** The request **
Say the number of lines containing the string "不符合题意", and say nothing else.

** Input data **
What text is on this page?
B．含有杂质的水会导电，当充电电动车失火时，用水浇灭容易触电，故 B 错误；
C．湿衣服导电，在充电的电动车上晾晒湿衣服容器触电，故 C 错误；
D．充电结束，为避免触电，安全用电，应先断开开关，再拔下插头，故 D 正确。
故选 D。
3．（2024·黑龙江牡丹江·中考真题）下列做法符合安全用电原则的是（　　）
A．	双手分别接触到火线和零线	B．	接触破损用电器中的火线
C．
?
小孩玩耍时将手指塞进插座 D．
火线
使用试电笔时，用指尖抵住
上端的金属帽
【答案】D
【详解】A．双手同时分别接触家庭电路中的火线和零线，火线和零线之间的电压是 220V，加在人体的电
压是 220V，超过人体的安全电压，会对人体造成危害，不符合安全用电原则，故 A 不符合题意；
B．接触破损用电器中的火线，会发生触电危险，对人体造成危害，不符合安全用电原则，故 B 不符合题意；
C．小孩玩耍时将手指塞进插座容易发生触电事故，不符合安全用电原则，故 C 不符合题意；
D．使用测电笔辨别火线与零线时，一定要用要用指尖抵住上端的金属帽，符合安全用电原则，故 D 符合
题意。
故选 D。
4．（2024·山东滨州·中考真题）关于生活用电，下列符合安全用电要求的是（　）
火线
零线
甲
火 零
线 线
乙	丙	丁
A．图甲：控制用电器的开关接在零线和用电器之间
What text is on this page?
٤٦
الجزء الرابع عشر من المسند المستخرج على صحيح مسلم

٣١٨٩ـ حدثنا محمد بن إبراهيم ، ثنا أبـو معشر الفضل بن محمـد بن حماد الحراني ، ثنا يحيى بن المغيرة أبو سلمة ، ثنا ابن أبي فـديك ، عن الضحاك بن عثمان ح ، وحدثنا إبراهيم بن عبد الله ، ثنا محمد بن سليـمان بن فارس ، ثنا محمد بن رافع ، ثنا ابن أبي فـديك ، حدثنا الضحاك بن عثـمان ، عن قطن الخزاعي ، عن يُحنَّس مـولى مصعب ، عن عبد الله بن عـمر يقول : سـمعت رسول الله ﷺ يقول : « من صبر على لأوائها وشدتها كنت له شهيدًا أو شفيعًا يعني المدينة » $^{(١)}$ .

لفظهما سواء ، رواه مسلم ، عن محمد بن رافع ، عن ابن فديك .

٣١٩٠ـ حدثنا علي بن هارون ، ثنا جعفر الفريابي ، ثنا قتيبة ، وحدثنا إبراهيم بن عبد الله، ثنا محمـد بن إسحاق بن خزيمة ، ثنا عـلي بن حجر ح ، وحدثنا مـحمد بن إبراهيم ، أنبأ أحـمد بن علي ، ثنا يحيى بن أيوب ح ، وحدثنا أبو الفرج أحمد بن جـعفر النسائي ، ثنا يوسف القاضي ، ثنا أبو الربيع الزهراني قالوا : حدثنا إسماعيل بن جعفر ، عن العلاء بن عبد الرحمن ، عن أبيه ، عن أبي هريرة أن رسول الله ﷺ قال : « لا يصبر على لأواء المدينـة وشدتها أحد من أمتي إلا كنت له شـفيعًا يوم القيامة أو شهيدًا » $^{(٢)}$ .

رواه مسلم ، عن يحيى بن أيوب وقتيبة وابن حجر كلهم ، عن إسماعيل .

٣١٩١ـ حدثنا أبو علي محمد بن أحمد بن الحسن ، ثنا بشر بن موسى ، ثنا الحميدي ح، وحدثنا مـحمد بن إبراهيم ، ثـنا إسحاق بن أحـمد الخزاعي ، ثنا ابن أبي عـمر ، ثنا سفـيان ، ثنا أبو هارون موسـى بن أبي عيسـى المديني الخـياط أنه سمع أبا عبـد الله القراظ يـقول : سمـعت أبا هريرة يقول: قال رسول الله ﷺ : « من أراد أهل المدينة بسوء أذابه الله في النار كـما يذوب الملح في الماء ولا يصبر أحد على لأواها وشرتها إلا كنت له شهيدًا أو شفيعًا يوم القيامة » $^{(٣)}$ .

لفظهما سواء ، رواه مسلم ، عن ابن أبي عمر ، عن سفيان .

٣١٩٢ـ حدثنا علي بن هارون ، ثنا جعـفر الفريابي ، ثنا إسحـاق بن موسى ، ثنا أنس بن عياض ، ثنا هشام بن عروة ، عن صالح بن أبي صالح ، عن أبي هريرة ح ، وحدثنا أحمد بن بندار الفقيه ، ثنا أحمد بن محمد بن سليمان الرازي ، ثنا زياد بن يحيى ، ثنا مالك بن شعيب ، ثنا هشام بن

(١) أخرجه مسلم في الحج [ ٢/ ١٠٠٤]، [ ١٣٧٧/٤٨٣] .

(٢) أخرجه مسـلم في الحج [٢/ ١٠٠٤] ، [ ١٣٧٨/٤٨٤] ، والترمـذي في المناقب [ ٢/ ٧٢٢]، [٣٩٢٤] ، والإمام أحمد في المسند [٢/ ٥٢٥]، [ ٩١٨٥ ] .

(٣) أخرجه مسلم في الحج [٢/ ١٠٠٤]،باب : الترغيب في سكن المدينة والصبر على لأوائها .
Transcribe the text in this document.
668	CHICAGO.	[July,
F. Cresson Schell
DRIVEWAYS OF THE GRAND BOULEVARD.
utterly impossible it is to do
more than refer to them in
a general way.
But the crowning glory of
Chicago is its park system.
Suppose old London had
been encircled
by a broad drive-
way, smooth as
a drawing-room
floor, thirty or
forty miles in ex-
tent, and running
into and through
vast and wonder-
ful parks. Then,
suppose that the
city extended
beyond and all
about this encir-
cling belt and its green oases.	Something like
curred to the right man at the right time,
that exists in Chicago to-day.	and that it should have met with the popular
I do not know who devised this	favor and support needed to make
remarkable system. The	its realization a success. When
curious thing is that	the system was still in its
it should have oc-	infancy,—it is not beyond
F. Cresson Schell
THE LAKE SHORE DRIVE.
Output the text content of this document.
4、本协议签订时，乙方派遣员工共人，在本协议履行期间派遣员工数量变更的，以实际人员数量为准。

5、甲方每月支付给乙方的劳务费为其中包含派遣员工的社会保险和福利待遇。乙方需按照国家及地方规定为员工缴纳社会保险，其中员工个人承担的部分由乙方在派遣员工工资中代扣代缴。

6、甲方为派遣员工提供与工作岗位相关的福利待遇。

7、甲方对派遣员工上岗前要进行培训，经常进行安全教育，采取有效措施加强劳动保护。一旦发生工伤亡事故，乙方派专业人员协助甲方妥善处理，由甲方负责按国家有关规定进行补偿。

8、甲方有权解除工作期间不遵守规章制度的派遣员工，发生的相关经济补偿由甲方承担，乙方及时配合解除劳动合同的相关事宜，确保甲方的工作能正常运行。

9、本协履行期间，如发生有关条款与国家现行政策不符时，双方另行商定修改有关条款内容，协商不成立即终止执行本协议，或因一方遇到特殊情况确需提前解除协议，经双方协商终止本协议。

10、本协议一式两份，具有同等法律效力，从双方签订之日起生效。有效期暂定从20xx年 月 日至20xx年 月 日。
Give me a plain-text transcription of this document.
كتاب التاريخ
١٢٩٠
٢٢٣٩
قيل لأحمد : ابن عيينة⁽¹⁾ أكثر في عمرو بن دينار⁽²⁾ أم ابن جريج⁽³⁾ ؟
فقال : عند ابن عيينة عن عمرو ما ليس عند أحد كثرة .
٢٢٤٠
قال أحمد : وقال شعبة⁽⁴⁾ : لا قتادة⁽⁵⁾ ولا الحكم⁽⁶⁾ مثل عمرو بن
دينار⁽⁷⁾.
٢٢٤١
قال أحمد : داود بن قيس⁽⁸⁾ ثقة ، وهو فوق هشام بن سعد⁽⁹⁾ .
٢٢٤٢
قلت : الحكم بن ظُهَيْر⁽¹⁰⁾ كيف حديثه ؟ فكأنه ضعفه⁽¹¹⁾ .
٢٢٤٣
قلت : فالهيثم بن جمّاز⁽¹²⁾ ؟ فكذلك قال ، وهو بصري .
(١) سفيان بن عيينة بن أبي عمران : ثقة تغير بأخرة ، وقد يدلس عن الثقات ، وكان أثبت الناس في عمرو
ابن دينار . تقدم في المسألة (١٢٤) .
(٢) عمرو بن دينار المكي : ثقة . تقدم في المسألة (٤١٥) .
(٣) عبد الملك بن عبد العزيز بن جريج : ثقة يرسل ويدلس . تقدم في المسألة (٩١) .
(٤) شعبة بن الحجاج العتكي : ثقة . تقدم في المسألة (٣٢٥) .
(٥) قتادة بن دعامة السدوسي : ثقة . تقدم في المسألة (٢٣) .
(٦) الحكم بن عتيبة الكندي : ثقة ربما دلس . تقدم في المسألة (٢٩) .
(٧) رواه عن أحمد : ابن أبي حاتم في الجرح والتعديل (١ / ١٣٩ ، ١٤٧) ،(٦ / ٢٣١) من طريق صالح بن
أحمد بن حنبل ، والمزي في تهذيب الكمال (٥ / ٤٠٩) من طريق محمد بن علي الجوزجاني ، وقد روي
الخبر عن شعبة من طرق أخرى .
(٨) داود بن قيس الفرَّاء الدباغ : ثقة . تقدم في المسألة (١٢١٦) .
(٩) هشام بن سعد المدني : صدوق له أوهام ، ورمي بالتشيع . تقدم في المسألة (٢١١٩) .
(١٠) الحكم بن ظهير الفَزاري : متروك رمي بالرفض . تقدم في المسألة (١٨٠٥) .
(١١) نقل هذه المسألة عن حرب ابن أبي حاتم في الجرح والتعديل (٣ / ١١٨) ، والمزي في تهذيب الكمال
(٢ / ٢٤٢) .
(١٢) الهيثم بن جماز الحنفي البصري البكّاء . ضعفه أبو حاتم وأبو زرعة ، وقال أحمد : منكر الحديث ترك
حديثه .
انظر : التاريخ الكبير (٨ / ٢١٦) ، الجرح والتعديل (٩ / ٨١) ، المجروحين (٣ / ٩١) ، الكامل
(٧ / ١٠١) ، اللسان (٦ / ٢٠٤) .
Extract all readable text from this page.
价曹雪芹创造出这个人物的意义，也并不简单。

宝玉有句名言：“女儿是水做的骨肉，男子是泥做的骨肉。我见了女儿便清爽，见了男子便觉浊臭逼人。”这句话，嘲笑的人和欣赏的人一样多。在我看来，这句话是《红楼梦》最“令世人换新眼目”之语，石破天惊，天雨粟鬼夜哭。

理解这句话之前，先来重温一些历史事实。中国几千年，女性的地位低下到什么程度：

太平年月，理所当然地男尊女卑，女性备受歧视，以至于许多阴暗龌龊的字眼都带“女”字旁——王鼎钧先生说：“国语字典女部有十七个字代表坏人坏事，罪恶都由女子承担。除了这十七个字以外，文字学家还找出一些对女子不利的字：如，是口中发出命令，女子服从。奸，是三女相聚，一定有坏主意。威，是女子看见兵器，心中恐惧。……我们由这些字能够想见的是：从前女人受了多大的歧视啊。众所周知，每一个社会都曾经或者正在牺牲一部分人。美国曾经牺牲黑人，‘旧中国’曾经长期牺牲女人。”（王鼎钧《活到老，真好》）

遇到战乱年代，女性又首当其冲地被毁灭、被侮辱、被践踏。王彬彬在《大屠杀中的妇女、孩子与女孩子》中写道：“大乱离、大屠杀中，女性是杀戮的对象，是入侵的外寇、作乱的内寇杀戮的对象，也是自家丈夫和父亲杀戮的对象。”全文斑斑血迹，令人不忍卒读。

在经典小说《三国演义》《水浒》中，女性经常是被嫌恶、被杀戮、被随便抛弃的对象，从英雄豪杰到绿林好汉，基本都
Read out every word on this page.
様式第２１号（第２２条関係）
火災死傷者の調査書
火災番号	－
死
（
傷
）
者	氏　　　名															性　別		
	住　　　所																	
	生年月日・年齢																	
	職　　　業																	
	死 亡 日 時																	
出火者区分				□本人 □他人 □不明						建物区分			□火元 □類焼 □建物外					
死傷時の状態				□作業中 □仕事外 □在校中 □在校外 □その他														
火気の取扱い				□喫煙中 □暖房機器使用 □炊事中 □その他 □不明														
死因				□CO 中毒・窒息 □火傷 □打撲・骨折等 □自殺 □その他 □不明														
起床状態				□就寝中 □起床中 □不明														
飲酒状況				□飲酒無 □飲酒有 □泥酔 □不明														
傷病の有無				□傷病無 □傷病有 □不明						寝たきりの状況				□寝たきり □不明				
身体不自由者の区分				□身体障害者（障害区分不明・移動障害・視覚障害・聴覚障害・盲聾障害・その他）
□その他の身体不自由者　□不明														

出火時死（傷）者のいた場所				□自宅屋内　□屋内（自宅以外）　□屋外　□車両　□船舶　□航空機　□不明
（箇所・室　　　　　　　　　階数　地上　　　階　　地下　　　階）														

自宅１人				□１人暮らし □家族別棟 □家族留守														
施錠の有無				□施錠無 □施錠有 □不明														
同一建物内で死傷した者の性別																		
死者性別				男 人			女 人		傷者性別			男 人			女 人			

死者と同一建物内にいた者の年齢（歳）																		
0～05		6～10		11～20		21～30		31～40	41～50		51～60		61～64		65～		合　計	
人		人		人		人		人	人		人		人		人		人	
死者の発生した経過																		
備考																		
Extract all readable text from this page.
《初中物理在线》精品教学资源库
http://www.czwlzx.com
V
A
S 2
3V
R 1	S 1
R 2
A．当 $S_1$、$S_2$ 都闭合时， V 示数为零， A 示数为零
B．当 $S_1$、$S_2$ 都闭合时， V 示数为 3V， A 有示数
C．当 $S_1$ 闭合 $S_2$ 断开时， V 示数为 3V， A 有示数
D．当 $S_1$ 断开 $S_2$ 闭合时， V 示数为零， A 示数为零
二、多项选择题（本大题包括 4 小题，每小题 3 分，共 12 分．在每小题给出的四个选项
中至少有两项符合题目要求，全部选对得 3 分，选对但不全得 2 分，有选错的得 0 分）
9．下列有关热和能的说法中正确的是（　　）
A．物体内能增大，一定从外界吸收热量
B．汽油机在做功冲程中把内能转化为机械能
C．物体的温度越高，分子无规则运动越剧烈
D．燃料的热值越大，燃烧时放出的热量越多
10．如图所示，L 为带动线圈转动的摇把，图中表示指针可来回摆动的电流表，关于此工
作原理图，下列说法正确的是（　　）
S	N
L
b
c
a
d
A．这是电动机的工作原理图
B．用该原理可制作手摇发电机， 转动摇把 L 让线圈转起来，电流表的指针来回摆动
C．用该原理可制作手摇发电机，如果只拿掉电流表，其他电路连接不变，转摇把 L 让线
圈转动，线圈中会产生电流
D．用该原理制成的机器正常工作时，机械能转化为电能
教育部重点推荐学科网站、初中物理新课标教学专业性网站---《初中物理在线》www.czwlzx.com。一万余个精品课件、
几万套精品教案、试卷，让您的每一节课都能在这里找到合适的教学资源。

** Result of this task **
3